◆ **Your instructions**
Reproduce all the entries exactly.

* begin Data entries *

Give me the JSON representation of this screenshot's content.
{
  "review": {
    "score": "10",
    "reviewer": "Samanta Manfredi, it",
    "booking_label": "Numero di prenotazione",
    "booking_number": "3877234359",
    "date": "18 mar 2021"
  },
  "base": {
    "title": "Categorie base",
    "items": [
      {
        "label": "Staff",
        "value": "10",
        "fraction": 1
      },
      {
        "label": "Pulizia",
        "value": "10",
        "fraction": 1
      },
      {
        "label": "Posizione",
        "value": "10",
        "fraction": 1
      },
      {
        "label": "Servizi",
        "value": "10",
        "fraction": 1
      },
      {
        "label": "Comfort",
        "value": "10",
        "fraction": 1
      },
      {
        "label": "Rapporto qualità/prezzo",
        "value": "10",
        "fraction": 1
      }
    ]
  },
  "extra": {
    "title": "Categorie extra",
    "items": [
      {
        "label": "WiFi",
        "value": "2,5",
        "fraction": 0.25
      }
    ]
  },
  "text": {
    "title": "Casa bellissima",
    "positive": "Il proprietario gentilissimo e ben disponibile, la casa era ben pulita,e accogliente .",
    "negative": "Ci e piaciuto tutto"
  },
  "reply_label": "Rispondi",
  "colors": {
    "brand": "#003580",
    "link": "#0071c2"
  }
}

* end Data entries *

◆ **Output below**
Give me the JSON representation of this screenshot's content.
{
  "review": {
    "score": "10",
    "reviewer": "Samanta Manfredi, it",
    "booking_label": "Numero di prenotazione",
    "booking_number": "3877234359",
    "date": "18 mar 2021"
  },
  "base": {
    "title": "Categorie base",
    "items": [
      {
        "label": "Staff",
        "value": "10",
        "fraction": 1
      },
      {
        "label": "Pulizia",
        "value": "10",
        "fraction": 1
      },
      {
        "label": "Posizione",
        "value": "10",
        "fraction": 1
      },
      {
        "label": "Servizi",
        "value": "10",
        "fraction": 1
      },
      {
        "label": "Comfort",
        "value": "10",
        "fraction": 1
      },
      {
        "label": "Rapporto qualità/prezzo",
        "value": "10",
        "fraction": 1
      }
    ]
  },
  "extra": {
    "title": "Categorie extra",
    "items": [
      {
        "label": "WiFi",
        "value": "2,5",
        "fraction": 0.25
      }
    ]
  },
  "text": {
    "title": "Casa bellissima",
    "positive": "Il proprietario gentilissimo e ben disponibile, la casa era ben pulita,e accogliente .",
    "negative": "Ci e piaciuto tutto"
  },
  "reply_label": "Rispondi",
  "colors": {
    "brand": "#003580",
    "link": "#0071c2"
  }
}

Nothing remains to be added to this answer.